(Dataset entries)
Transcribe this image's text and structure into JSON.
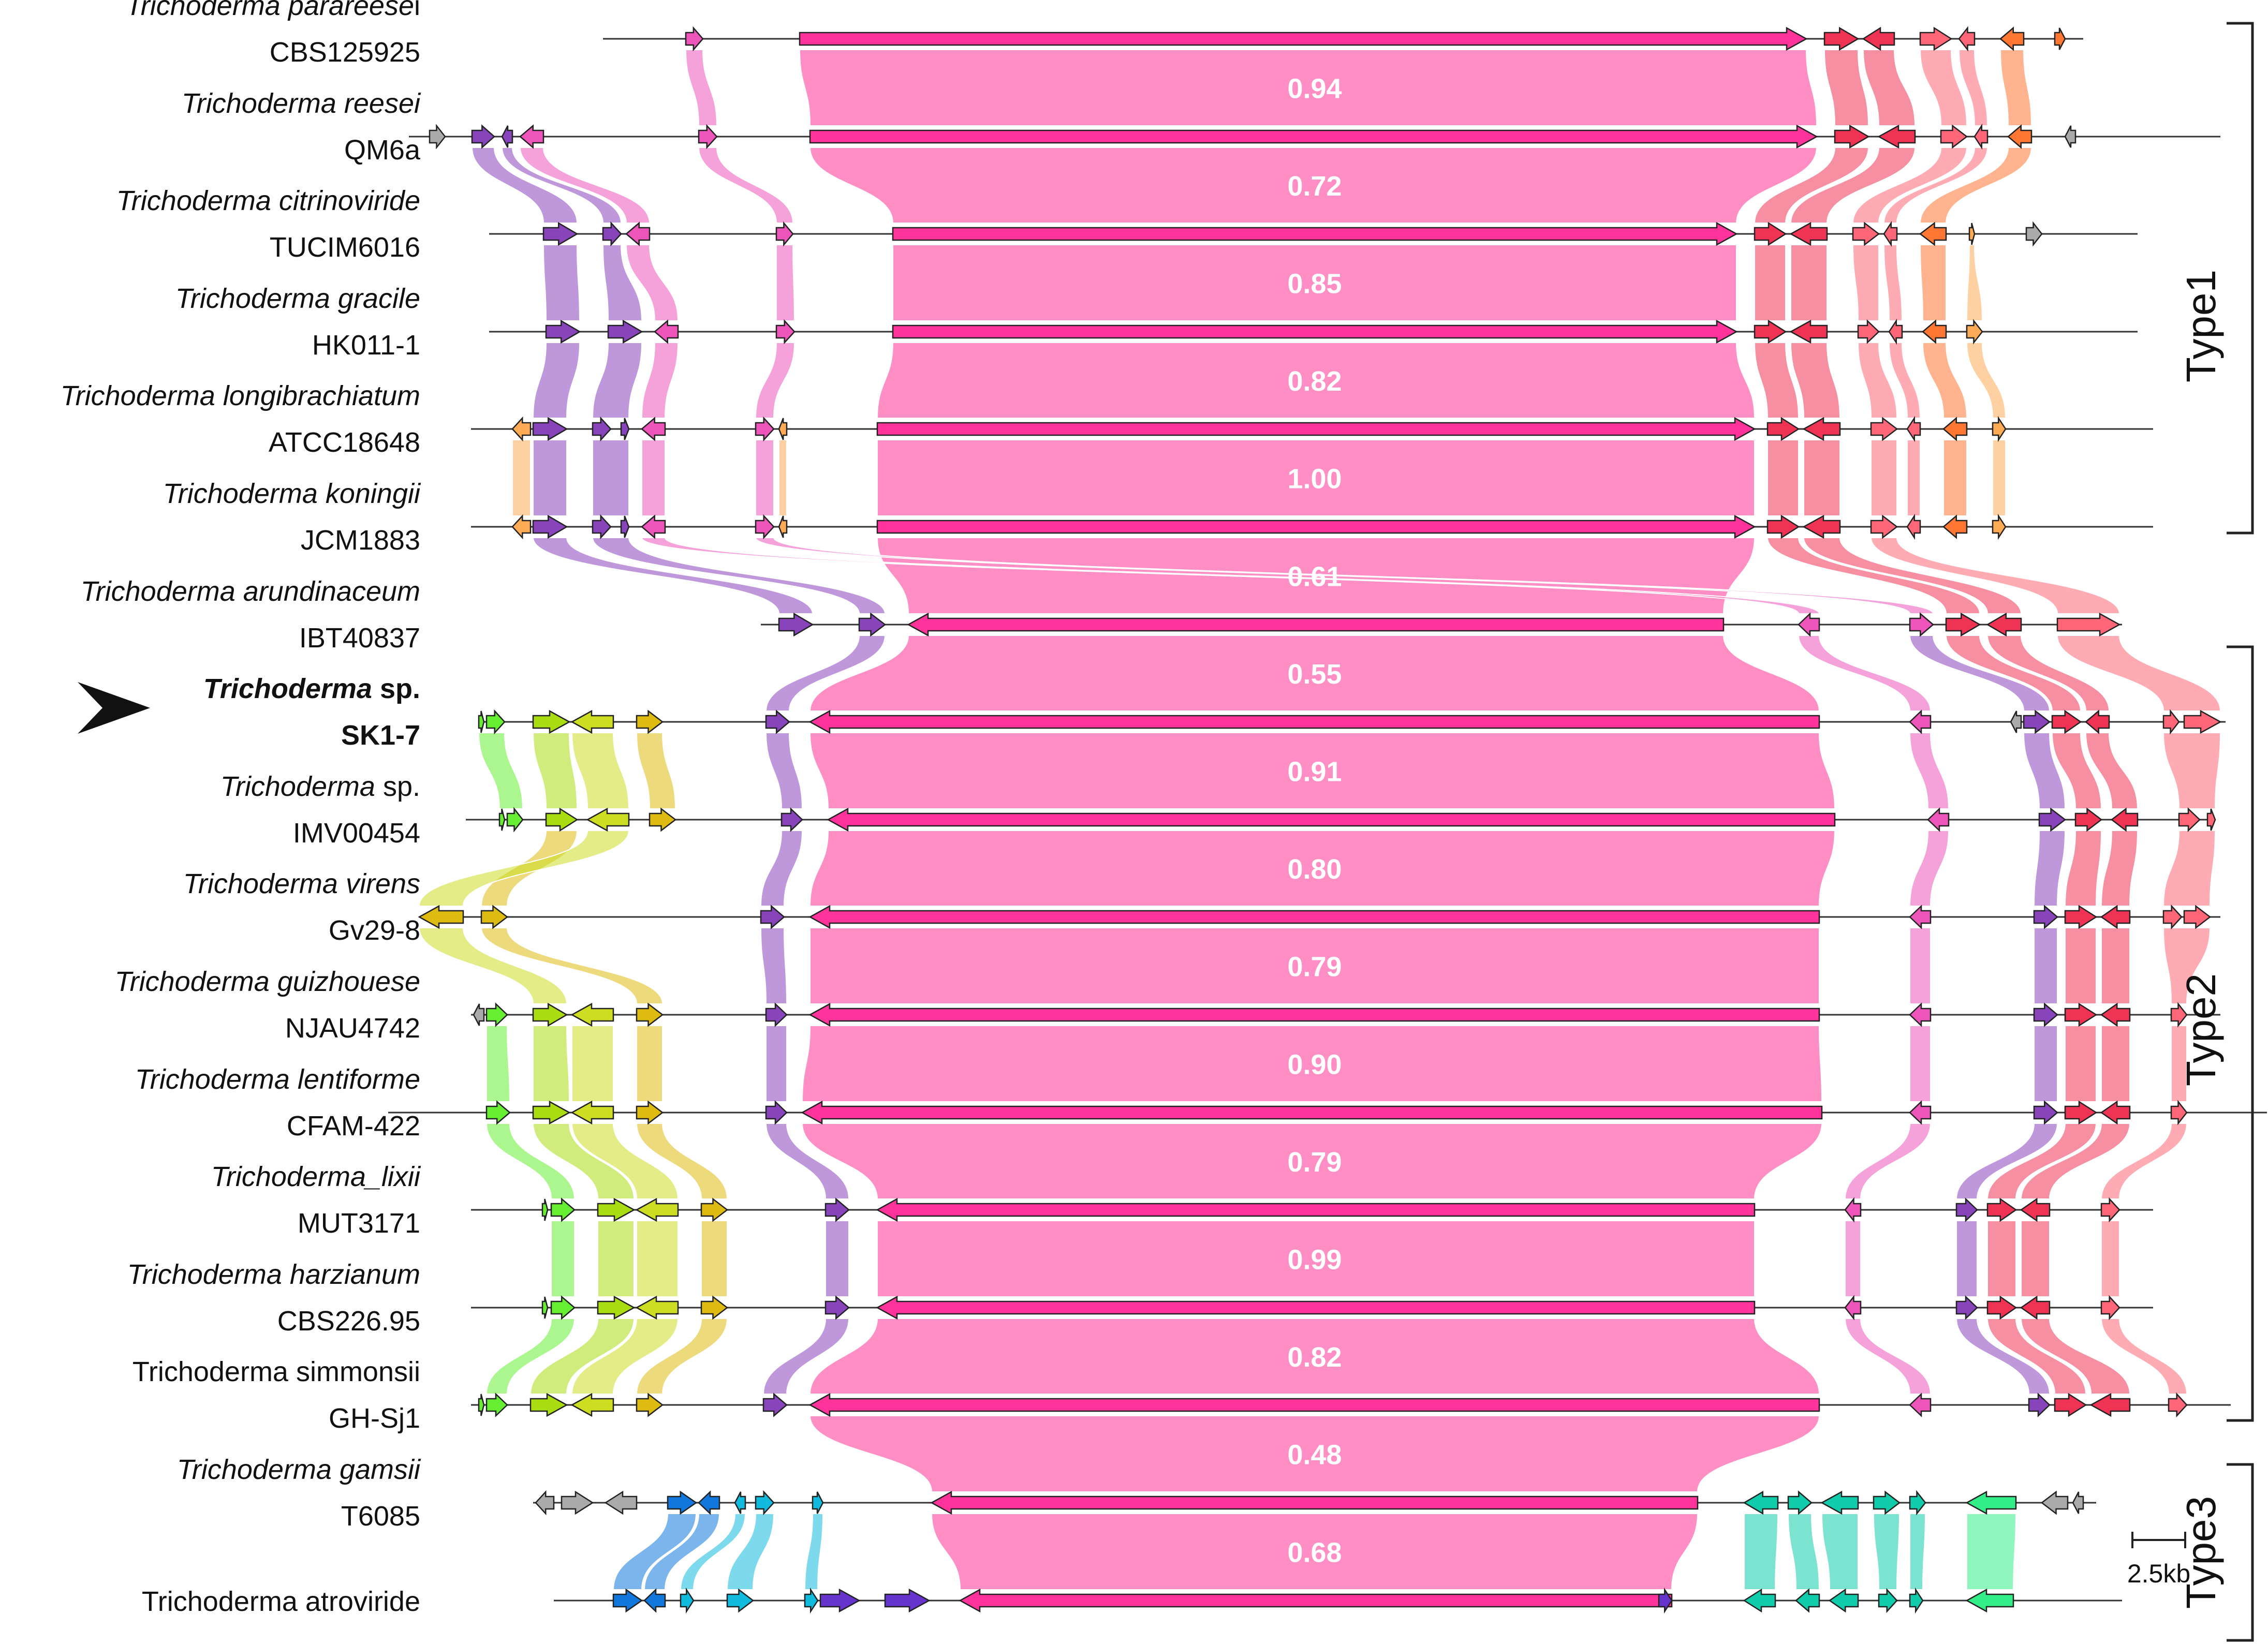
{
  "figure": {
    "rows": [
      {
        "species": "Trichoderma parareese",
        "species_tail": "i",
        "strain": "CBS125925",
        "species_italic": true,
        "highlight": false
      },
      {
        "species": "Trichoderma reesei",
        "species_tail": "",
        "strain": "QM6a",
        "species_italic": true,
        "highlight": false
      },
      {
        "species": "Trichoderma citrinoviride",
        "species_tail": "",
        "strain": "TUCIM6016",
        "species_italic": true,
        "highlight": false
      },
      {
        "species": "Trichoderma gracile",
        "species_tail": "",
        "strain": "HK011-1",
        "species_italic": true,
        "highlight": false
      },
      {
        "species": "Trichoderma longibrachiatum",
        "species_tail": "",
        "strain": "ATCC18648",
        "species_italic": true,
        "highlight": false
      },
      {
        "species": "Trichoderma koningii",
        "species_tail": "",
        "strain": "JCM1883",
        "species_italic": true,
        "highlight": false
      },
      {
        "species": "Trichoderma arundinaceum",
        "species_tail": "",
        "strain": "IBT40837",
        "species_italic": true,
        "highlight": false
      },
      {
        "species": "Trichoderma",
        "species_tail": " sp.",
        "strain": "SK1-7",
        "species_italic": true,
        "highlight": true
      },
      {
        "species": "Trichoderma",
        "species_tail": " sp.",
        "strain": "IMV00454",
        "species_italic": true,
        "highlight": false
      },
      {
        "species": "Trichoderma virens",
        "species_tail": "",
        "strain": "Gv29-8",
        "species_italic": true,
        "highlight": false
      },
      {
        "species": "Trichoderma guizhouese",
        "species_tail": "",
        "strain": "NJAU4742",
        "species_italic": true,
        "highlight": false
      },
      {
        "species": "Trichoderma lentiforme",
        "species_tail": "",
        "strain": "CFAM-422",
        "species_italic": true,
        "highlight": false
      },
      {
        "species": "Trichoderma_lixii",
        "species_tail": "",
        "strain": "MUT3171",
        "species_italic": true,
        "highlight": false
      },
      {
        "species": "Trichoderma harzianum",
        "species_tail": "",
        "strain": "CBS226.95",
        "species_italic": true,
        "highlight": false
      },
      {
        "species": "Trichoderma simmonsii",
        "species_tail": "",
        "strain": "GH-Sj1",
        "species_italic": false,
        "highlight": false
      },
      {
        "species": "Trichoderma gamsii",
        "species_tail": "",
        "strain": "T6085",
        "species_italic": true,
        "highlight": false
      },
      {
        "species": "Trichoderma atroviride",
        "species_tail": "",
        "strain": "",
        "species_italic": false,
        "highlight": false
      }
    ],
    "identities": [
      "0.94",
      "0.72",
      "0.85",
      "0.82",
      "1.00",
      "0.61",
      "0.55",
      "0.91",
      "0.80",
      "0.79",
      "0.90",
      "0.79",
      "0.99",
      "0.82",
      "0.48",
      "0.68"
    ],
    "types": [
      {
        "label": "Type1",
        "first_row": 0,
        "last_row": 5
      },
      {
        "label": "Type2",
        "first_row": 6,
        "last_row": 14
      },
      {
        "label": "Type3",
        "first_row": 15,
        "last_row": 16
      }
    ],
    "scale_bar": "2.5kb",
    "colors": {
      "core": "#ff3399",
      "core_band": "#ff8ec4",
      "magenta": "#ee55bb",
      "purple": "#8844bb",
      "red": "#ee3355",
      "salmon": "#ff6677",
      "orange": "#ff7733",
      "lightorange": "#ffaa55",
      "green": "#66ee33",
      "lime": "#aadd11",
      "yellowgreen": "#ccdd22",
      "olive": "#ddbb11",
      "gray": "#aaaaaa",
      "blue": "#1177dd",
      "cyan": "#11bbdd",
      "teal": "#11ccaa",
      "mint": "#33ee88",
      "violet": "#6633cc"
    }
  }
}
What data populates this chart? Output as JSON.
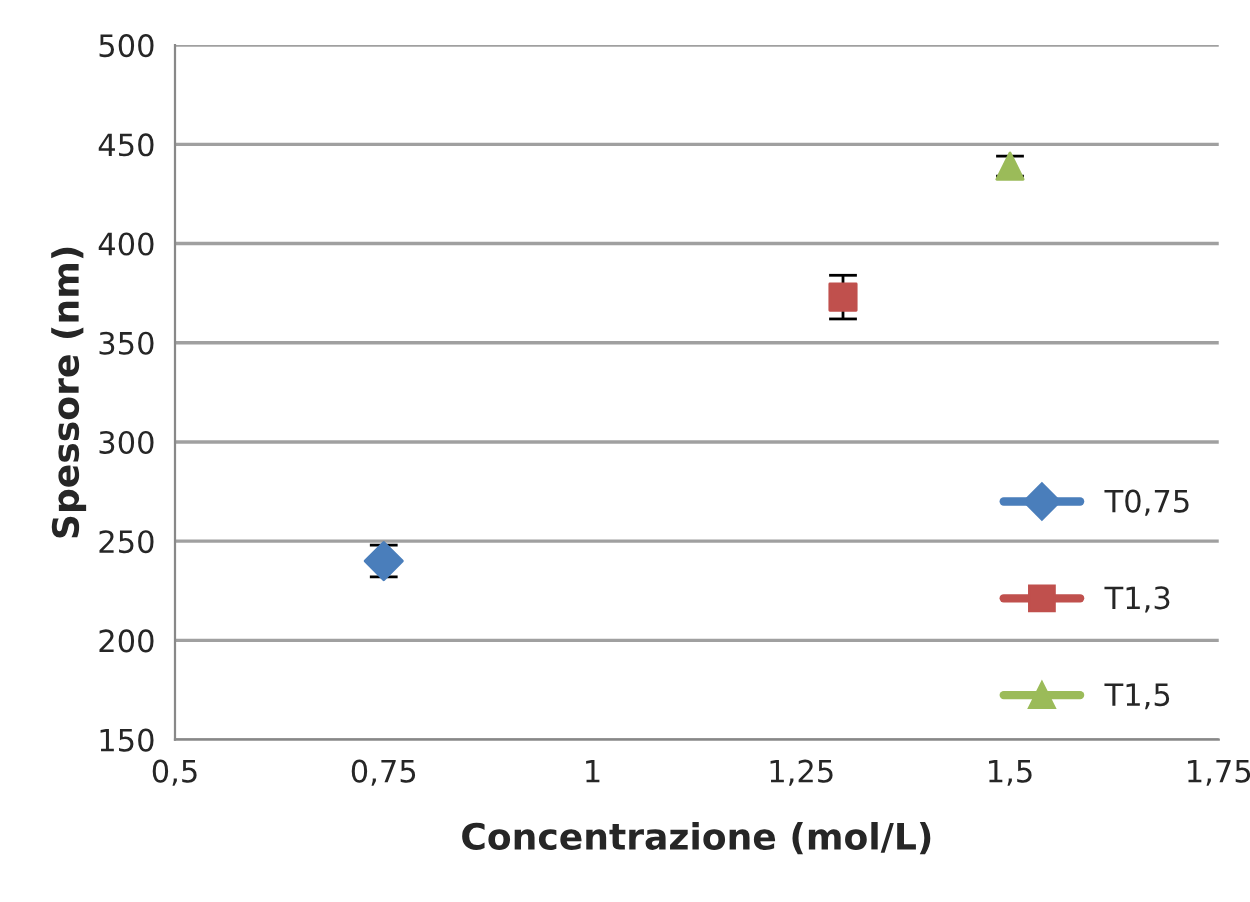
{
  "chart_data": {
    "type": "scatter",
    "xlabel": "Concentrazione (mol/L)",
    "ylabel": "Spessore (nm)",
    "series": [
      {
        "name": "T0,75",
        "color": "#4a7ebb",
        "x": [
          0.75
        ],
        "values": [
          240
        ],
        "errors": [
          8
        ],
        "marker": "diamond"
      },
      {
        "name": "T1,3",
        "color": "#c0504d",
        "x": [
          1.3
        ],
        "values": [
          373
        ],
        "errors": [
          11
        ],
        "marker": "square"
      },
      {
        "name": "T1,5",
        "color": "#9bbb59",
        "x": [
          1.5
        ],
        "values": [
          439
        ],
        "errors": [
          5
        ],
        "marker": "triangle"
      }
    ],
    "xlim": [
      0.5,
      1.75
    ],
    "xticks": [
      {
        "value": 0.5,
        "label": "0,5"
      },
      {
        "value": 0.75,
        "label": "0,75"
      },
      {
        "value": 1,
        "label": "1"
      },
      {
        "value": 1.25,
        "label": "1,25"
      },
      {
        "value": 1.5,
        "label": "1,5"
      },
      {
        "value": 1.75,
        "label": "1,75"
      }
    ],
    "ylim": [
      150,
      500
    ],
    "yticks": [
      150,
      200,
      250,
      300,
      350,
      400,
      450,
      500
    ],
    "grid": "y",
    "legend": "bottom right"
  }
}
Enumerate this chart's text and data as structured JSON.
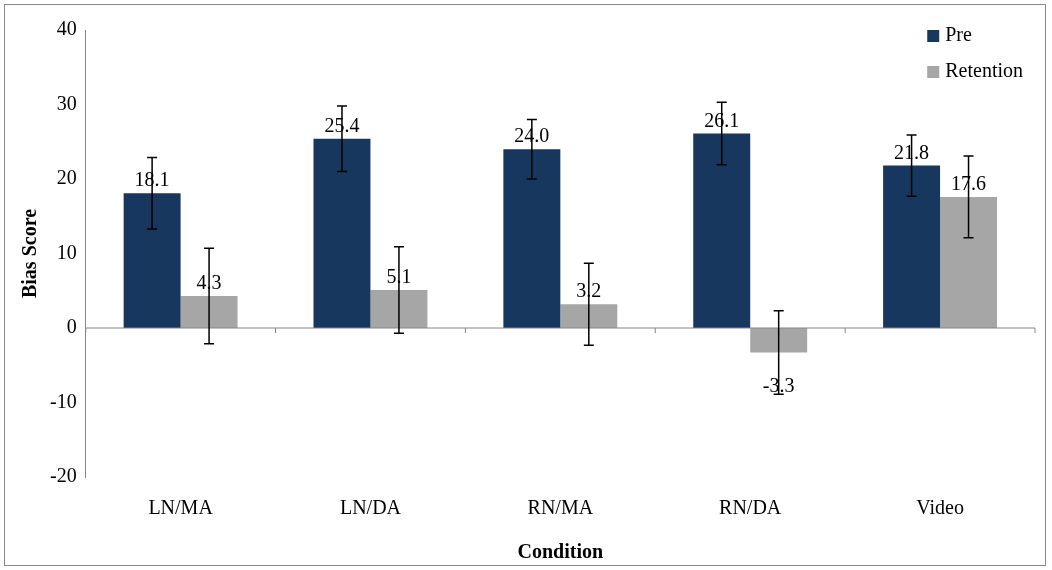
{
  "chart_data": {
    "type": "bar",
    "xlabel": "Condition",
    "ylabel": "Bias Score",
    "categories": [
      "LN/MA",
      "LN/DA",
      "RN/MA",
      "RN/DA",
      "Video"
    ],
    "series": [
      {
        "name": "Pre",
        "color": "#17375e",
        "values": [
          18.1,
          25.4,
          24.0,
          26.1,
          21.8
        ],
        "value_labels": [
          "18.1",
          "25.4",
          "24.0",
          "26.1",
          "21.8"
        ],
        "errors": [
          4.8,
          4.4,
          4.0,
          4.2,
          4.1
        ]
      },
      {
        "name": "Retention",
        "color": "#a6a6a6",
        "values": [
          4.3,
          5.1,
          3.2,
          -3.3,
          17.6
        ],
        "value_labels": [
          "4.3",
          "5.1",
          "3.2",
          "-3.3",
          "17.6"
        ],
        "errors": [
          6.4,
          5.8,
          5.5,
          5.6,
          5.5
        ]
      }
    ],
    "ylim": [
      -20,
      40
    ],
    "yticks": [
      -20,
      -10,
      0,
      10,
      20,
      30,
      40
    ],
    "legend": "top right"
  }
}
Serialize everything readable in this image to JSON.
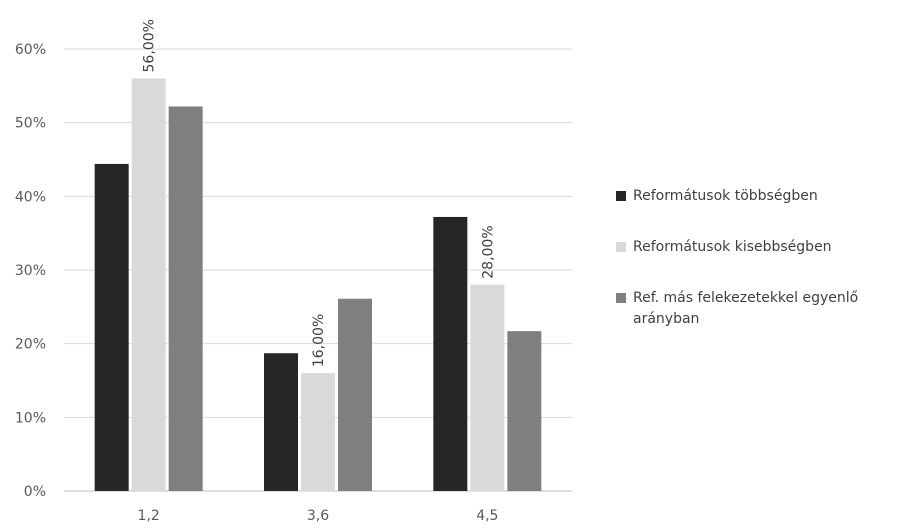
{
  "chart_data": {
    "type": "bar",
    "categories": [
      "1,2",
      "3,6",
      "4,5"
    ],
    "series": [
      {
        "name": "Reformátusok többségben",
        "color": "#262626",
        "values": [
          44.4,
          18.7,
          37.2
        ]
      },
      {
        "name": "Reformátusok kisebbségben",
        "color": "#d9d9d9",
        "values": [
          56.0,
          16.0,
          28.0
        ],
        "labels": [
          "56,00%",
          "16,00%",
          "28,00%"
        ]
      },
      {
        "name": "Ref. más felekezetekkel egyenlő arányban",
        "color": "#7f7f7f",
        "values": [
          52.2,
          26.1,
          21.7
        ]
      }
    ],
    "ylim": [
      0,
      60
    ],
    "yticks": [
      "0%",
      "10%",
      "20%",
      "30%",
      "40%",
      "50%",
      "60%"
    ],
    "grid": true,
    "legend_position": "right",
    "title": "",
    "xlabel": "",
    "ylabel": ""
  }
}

### [Work to do]
Return a copy of every line that includes the word "JSON".

### [The solution]
Transcribe this image's text and structure into JSON.
What data populates this chart? Output as JSON.
Enumerate this chart's text and data as structured JSON.
Serialize everything readable in this image to JSON.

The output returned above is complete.